╭─ Provided data
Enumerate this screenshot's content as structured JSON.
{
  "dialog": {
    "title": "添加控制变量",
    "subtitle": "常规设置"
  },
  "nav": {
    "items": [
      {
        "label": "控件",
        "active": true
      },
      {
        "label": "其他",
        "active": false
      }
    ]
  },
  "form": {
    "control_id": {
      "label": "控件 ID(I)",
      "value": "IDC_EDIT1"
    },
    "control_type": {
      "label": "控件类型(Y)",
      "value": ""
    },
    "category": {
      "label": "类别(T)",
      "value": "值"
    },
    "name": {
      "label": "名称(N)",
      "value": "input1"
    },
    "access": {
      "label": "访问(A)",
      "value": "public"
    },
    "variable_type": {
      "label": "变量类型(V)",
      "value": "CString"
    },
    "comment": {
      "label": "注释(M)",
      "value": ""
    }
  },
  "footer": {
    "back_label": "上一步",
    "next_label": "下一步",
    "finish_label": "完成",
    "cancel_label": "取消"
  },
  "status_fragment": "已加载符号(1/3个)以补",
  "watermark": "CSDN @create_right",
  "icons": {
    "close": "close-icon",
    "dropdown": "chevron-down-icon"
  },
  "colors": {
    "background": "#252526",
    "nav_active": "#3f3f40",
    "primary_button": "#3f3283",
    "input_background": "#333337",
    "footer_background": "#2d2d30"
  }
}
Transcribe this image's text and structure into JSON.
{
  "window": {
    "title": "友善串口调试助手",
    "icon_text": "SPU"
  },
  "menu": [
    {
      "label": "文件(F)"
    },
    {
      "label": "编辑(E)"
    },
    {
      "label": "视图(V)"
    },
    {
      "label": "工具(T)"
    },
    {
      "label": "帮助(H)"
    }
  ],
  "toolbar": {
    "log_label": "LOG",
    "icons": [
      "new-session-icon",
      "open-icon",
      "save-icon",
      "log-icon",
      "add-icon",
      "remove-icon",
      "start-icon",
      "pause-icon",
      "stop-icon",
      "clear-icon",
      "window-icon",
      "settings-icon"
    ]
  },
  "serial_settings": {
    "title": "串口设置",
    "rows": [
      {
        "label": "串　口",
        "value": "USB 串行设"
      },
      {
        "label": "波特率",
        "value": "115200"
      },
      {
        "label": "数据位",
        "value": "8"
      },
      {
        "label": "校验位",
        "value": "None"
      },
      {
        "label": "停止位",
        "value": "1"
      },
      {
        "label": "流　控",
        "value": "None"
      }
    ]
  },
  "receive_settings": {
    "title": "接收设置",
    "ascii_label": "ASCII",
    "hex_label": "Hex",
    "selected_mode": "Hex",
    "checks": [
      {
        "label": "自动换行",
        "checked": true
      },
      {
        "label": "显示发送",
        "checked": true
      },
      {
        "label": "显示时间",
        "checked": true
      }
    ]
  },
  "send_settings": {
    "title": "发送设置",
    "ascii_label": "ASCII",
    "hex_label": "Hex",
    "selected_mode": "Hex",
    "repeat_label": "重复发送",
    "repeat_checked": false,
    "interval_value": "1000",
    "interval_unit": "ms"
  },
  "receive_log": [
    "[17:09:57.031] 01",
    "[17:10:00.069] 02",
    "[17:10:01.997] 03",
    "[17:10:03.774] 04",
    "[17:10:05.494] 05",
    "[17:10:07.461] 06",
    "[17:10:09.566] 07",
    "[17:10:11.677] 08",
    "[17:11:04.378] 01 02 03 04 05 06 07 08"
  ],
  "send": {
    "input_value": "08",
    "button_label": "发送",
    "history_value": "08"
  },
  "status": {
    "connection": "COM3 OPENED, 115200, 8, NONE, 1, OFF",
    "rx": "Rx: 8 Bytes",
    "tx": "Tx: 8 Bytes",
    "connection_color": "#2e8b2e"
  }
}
╰─
What you have to do →
Return the entries in full, keeping every line exactly as it is.

Response →
Enumerate this screenshot's content as structured JSON.
{
  "dialog": {
    "title": "添加控制变量",
    "subtitle": "常规设置"
  },
  "nav": {
    "items": [
      {
        "label": "控件",
        "active": true
      },
      {
        "label": "其他",
        "active": false
      }
    ]
  },
  "form": {
    "control_id": {
      "label": "控件 ID(I)",
      "value": "IDC_EDIT1"
    },
    "control_type": {
      "label": "控件类型(Y)",
      "value": ""
    },
    "category": {
      "label": "类别(T)",
      "value": "值"
    },
    "name": {
      "label": "名称(N)",
      "value": "input1"
    },
    "access": {
      "label": "访问(A)",
      "value": "public"
    },
    "variable_type": {
      "label": "变量类型(V)",
      "value": "CString"
    },
    "comment": {
      "label": "注释(M)",
      "value": ""
    }
  },
  "footer": {
    "back_label": "上一步",
    "next_label": "下一步",
    "finish_label": "完成",
    "cancel_label": "取消"
  },
  "status_fragment": "已加载符号(1/3个)以补",
  "watermark": "CSDN @create_right",
  "icons": {
    "close": "close-icon",
    "dropdown": "chevron-down-icon"
  },
  "colors": {
    "background": "#252526",
    "nav_active": "#3f3f40",
    "primary_button": "#3f3283",
    "input_background": "#333337",
    "footer_background": "#2d2d30"
  }
}
Transcribe this image's text and structure into JSON.
{
  "window": {
    "title": "友善串口调试助手",
    "icon_text": "SPU"
  },
  "menu": [
    {
      "label": "文件(F)"
    },
    {
      "label": "编辑(E)"
    },
    {
      "label": "视图(V)"
    },
    {
      "label": "工具(T)"
    },
    {
      "label": "帮助(H)"
    }
  ],
  "toolbar": {
    "log_label": "LOG",
    "icons": [
      "new-session-icon",
      "open-icon",
      "save-icon",
      "log-icon",
      "add-icon",
      "remove-icon",
      "start-icon",
      "pause-icon",
      "stop-icon",
      "clear-icon",
      "window-icon",
      "settings-icon"
    ]
  },
  "serial_settings": {
    "title": "串口设置",
    "rows": [
      {
        "label": "串　口",
        "value": "USB 串行设"
      },
      {
        "label": "波特率",
        "value": "115200"
      },
      {
        "label": "数据位",
        "value": "8"
      },
      {
        "label": "校验位",
        "value": "None"
      },
      {
        "label": "停止位",
        "value": "1"
      },
      {
        "label": "流　控",
        "value": "None"
      }
    ]
  },
  "receive_settings": {
    "title": "接收设置",
    "ascii_label": "ASCII",
    "hex_label": "Hex",
    "selected_mode": "Hex",
    "checks": [
      {
        "label": "自动换行",
        "checked": true
      },
      {
        "label": "显示发送",
        "checked": true
      },
      {
        "label": "显示时间",
        "checked": true
      }
    ]
  },
  "send_settings": {
    "title": "发送设置",
    "ascii_label": "ASCII",
    "hex_label": "Hex",
    "selected_mode": "Hex",
    "repeat_label": "重复发送",
    "repeat_checked": false,
    "interval_value": "1000",
    "interval_unit": "ms"
  },
  "receive_log": [
    "[17:09:57.031] 01",
    "[17:10:00.069] 02",
    "[17:10:01.997] 03",
    "[17:10:03.774] 04",
    "[17:10:05.494] 05",
    "[17:10:07.461] 06",
    "[17:10:09.566] 07",
    "[17:10:11.677] 08",
    "[17:11:04.378] 01 02 03 04 05 06 07 08"
  ],
  "send": {
    "input_value": "08",
    "button_label": "发送",
    "history_value": "08"
  },
  "status": {
    "connection": "COM3 OPENED, 115200, 8, NONE, 1, OFF",
    "rx": "Rx: 8 Bytes",
    "tx": "Tx: 8 Bytes",
    "connection_color": "#2e8b2e"
  }
}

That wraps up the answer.